───── ENTRIES SUPPLIED

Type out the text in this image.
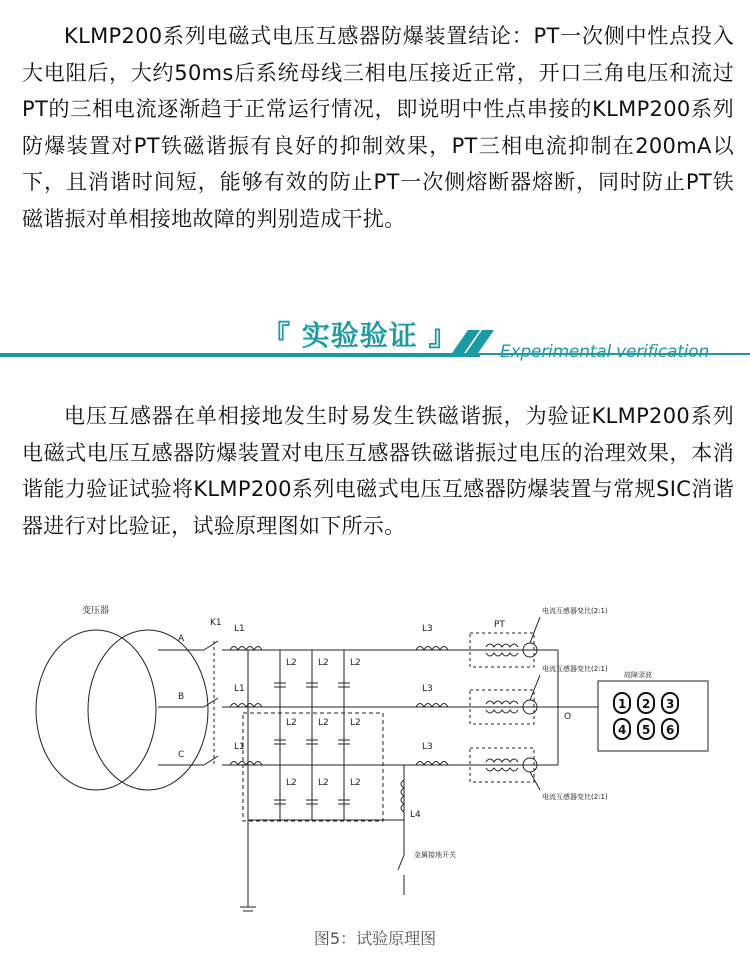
KLMP200系列电磁式电压互感器防爆装置结论：PT一次侧中性点投入大电阻后，大约50ms后系统母线三相电压接近正常，开口三角电压和流过PT的三相电流逐渐趋于正常运行情况，即说明中性点串接的KLMP200系列防爆装置对PT铁磁谐振有良好的抑制效果，PT三相电流抑制在200mA以下，且消谐时间短，能够有效的防止PT一次侧熔断器熔断，同时防止PT铁磁谐振对单相接地故障的判别造成干扰。
『 实验验证 』	Experimental verification
电压互感器在单相接地发生时易发生铁磁谐振，为验证KLMP200系列电磁式电压互感器防爆装置对电压互感器铁磁谐振过电压的治理效果，本消谐能力验证试验将KLMP200系列电磁式电压互感器防爆装置与常规SIC消谐器进行对比验证，试验原理图如下所示。
1 2 3
4 5 6
变压器
A
B
C
K1
L1
L1
L1
L2 L2 L2
L2 L2 L2
L2 L2 L2
L3
L3
L3
L4
PT
O
电流互感器变比(2:1)
电流互感器变比(2:1)
电流互感器变比(2:1)
故障录波
金属接地开关
图5：试验原理图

──────────

### [GIVEN PROBLEM]
Transcribe every entry word for word, but skip the pictures.

### [SOLVED EXERCISE]
Type out the text in this image.
KLMP200系列电磁式电压互感器防爆装置结论：PT一次侧中性点投入大电阻后，大约50ms后系统母线三相电压接近正常，开口三角电压和流过PT的三相电流逐渐趋于正常运行情况，即说明中性点串接的KLMP200系列防爆装置对PT铁磁谐振有良好的抑制效果，PT三相电流抑制在200mA以下，且消谐时间短，能够有效的防止PT一次侧熔断器熔断，同时防止PT铁磁谐振对单相接地故障的判别造成干扰。
『 实验验证 』	Experimental verification
电压互感器在单相接地发生时易发生铁磁谐振，为验证KLMP200系列电磁式电压互感器防爆装置对电压互感器铁磁谐振过电压的治理效果，本消谐能力验证试验将KLMP200系列电磁式电压互感器防爆装置与常规SIC消谐器进行对比验证，试验原理图如下所示。
1 2 3
4 5 6
变压器
A
B
C
K1
L1
L1
L1
L2 L2 L2
L2 L2 L2
L2 L2 L2
L3
L3
L3
L4
PT
O
电流互感器变比(2:1)
电流互感器变比(2:1)
电流互感器变比(2:1)
故障录波
金属接地开关
图5：试验原理图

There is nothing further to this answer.